### Stated problem
Could you write out the records below exactly as they appear?
====== Exercise data ======
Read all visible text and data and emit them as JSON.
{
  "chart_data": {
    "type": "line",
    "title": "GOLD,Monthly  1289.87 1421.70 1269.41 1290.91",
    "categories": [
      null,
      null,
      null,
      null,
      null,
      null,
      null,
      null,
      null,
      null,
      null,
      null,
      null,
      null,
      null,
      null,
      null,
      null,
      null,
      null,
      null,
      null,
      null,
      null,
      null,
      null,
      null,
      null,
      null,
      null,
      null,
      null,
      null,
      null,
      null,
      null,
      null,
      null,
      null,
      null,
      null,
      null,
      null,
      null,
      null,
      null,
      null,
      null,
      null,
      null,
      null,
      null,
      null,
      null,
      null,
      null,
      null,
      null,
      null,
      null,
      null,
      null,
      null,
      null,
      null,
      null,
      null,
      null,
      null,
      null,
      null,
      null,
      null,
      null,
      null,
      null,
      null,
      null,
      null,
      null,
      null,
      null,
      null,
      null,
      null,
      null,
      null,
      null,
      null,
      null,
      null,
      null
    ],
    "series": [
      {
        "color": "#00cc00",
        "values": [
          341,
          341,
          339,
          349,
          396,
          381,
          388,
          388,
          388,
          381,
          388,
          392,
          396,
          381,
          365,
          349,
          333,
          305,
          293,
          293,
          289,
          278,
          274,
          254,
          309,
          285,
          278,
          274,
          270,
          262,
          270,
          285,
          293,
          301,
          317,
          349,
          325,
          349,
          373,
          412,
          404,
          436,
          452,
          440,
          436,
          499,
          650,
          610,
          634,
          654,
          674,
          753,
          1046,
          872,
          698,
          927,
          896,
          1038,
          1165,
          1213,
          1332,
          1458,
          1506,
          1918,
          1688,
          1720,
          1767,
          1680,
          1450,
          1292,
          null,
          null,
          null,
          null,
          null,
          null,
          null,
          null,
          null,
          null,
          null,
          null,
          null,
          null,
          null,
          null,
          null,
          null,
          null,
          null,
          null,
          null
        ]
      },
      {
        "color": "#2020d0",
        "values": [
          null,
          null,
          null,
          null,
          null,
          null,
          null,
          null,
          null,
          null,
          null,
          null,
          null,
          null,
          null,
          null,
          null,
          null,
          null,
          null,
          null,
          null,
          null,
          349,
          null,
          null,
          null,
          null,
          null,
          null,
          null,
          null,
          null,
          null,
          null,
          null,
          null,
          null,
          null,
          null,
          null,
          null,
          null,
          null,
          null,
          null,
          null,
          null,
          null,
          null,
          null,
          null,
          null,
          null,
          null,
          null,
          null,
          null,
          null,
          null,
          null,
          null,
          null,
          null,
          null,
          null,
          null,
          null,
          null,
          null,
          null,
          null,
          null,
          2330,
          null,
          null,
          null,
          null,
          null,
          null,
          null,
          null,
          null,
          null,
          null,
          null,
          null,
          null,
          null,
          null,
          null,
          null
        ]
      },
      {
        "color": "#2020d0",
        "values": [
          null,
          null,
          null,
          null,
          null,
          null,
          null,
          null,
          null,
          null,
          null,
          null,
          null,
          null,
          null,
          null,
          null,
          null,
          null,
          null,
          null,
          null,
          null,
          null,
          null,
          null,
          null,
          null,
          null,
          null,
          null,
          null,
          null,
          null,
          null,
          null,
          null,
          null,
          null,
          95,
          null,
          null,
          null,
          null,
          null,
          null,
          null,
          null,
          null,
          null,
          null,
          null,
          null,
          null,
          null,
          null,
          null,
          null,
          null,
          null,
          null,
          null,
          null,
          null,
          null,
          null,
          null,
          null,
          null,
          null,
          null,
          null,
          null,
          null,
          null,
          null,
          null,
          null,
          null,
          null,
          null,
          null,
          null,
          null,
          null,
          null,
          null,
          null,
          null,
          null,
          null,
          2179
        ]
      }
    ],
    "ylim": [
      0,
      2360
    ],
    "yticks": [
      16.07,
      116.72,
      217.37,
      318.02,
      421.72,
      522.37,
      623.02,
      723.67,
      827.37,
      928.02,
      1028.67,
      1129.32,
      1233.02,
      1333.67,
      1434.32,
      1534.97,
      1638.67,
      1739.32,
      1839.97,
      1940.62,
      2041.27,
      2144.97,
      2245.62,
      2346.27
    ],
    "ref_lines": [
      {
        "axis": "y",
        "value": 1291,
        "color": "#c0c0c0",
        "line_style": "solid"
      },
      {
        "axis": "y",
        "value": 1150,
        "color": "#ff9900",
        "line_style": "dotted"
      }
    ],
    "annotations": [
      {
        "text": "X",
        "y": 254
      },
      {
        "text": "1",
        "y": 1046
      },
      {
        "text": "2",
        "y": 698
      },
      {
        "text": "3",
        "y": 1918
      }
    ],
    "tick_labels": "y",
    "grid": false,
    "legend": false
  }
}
======
### Correct response
Read all visible text and data and emit them as JSON.
{
  "chart_data": {
    "type": "line",
    "title": "GOLD,Monthly  1289.87 1421.70 1269.41 1290.91",
    "categories": [
      null,
      null,
      null,
      null,
      null,
      null,
      null,
      null,
      null,
      null,
      null,
      null,
      null,
      null,
      null,
      null,
      null,
      null,
      null,
      null,
      null,
      null,
      null,
      null,
      null,
      null,
      null,
      null,
      null,
      null,
      null,
      null,
      null,
      null,
      null,
      null,
      null,
      null,
      null,
      null,
      null,
      null,
      null,
      null,
      null,
      null,
      null,
      null,
      null,
      null,
      null,
      null,
      null,
      null,
      null,
      null,
      null,
      null,
      null,
      null,
      null,
      null,
      null,
      null,
      null,
      null,
      null,
      null,
      null,
      null,
      null,
      null,
      null,
      null,
      null,
      null,
      null,
      null,
      null,
      null,
      null,
      null,
      null,
      null,
      null,
      null,
      null,
      null,
      null,
      null,
      null,
      null
    ],
    "series": [
      {
        "color": "#00cc00",
        "values": [
          341,
          341,
          339,
          349,
          396,
          381,
          388,
          388,
          388,
          381,
          388,
          392,
          396,
          381,
          365,
          349,
          333,
          305,
          293,
          293,
          289,
          278,
          274,
          254,
          309,
          285,
          278,
          274,
          270,
          262,
          270,
          285,
          293,
          301,
          317,
          349,
          325,
          349,
          373,
          412,
          404,
          436,
          452,
          440,
          436,
          499,
          650,
          610,
          634,
          654,
          674,
          753,
          1046,
          872,
          698,
          927,
          896,
          1038,
          1165,
          1213,
          1332,
          1458,
          1506,
          1918,
          1688,
          1720,
          1767,
          1680,
          1450,
          1292,
          null,
          null,
          null,
          null,
          null,
          null,
          null,
          null,
          null,
          null,
          null,
          null,
          null,
          null,
          null,
          null,
          null,
          null,
          null,
          null,
          null,
          null
        ]
      },
      {
        "color": "#2020d0",
        "values": [
          null,
          null,
          null,
          null,
          null,
          null,
          null,
          null,
          null,
          null,
          null,
          null,
          null,
          null,
          null,
          null,
          null,
          null,
          null,
          null,
          null,
          null,
          null,
          349,
          null,
          null,
          null,
          null,
          null,
          null,
          null,
          null,
          null,
          null,
          null,
          null,
          null,
          null,
          null,
          null,
          null,
          null,
          null,
          null,
          null,
          null,
          null,
          null,
          null,
          null,
          null,
          null,
          null,
          null,
          null,
          null,
          null,
          null,
          null,
          null,
          null,
          null,
          null,
          null,
          null,
          null,
          null,
          null,
          null,
          null,
          null,
          null,
          null,
          2330,
          null,
          null,
          null,
          null,
          null,
          null,
          null,
          null,
          null,
          null,
          null,
          null,
          null,
          null,
          null,
          null,
          null,
          null
        ]
      },
      {
        "color": "#2020d0",
        "values": [
          null,
          null,
          null,
          null,
          null,
          null,
          null,
          null,
          null,
          null,
          null,
          null,
          null,
          null,
          null,
          null,
          null,
          null,
          null,
          null,
          null,
          null,
          null,
          null,
          null,
          null,
          null,
          null,
          null,
          null,
          null,
          null,
          null,
          null,
          null,
          null,
          null,
          null,
          null,
          95,
          null,
          null,
          null,
          null,
          null,
          null,
          null,
          null,
          null,
          null,
          null,
          null,
          null,
          null,
          null,
          null,
          null,
          null,
          null,
          null,
          null,
          null,
          null,
          null,
          null,
          null,
          null,
          null,
          null,
          null,
          null,
          null,
          null,
          null,
          null,
          null,
          null,
          null,
          null,
          null,
          null,
          null,
          null,
          null,
          null,
          null,
          null,
          null,
          null,
          null,
          null,
          2179
        ]
      }
    ],
    "ylim": [
      0,
      2360
    ],
    "yticks": [
      16.07,
      116.72,
      217.37,
      318.02,
      421.72,
      522.37,
      623.02,
      723.67,
      827.37,
      928.02,
      1028.67,
      1129.32,
      1233.02,
      1333.67,
      1434.32,
      1534.97,
      1638.67,
      1739.32,
      1839.97,
      1940.62,
      2041.27,
      2144.97,
      2245.62,
      2346.27
    ],
    "ref_lines": [
      {
        "axis": "y",
        "value": 1291,
        "color": "#c0c0c0",
        "line_style": "solid"
      },
      {
        "axis": "y",
        "value": 1150,
        "color": "#ff9900",
        "line_style": "dotted"
      }
    ],
    "annotations": [
      {
        "text": "X",
        "y": 254
      },
      {
        "text": "1",
        "y": 1046
      },
      {
        "text": "2",
        "y": 698
      },
      {
        "text": "3",
        "y": 1918
      }
    ],
    "tick_labels": "y",
    "grid": false,
    "legend": false
  }
}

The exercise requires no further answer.